* START *
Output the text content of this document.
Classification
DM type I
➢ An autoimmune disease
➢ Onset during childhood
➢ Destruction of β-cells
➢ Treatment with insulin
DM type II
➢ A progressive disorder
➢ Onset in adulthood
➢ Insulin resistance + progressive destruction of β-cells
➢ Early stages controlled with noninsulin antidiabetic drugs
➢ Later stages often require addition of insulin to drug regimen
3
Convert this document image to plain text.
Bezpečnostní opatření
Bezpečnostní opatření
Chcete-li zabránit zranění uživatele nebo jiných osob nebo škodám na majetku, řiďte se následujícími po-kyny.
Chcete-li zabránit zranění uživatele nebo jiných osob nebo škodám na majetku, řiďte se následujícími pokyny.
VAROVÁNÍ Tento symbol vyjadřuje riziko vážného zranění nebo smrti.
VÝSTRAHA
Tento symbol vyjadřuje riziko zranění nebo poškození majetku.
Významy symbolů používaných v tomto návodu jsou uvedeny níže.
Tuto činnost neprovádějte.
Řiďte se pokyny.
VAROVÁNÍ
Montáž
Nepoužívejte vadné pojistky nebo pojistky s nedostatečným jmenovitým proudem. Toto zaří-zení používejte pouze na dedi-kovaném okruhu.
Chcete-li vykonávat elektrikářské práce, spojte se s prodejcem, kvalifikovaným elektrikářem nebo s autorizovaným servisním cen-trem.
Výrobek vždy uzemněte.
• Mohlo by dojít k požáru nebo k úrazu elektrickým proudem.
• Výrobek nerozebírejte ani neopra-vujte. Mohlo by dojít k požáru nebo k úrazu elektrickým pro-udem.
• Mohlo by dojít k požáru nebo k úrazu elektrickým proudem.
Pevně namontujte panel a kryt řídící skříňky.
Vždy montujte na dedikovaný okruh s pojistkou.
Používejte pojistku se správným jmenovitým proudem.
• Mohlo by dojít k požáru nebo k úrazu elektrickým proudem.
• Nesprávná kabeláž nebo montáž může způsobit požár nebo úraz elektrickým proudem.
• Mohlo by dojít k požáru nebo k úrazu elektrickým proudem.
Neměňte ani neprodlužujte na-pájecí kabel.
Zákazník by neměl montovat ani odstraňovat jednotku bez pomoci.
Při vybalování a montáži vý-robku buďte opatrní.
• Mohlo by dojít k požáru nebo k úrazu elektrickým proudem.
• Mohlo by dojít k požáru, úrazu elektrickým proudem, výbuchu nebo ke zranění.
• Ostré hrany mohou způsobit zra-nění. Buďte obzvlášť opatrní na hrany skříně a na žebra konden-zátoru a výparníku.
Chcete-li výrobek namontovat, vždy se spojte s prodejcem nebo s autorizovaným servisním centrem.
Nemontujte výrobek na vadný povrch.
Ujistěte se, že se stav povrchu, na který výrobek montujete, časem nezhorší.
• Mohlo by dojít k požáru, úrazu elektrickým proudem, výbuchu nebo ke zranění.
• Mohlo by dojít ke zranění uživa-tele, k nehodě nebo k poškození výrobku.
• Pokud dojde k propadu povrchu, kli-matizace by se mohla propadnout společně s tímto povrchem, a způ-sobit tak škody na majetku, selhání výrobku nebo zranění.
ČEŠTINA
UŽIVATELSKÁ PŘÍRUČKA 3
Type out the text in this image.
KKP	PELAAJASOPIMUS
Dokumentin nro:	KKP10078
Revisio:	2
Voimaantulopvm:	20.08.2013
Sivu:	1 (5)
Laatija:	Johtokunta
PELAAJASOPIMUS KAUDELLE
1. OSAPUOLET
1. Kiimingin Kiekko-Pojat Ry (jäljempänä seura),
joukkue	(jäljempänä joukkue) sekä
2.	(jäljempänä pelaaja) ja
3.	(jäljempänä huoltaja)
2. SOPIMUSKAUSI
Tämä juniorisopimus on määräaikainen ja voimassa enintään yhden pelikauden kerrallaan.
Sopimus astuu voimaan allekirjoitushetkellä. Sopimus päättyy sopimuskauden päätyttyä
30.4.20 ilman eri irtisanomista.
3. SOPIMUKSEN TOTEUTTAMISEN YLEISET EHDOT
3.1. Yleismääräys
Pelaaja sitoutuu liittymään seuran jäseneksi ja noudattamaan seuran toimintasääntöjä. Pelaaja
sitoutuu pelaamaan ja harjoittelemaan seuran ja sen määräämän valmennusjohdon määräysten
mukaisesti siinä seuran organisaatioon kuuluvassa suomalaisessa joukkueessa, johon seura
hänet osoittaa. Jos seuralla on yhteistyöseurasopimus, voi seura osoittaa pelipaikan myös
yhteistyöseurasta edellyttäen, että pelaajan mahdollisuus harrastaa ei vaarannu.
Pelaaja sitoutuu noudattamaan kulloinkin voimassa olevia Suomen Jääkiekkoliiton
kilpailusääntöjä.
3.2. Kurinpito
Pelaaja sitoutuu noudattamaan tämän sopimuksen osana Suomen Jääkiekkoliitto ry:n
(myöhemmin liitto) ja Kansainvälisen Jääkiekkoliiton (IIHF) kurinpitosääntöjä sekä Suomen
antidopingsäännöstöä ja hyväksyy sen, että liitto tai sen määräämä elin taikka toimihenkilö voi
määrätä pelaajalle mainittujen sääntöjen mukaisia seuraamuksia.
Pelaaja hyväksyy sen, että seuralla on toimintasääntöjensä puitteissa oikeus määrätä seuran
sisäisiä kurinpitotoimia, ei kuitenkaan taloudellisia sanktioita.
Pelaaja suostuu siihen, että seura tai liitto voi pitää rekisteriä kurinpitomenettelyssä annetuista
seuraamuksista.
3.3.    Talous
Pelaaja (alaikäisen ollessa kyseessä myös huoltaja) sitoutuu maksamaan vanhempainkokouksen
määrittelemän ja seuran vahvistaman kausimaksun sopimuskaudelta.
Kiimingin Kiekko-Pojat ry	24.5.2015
* END *
◆ Exercise goal
Check each line above for "Tento" and return the ones that have it.

◆ Solution to this problem
VAROVÁNÍ Tento symbol vyjadřuje riziko vážného zranění nebo smrti.
Tento symbol vyjadřuje riziko zranění nebo poškození majetku.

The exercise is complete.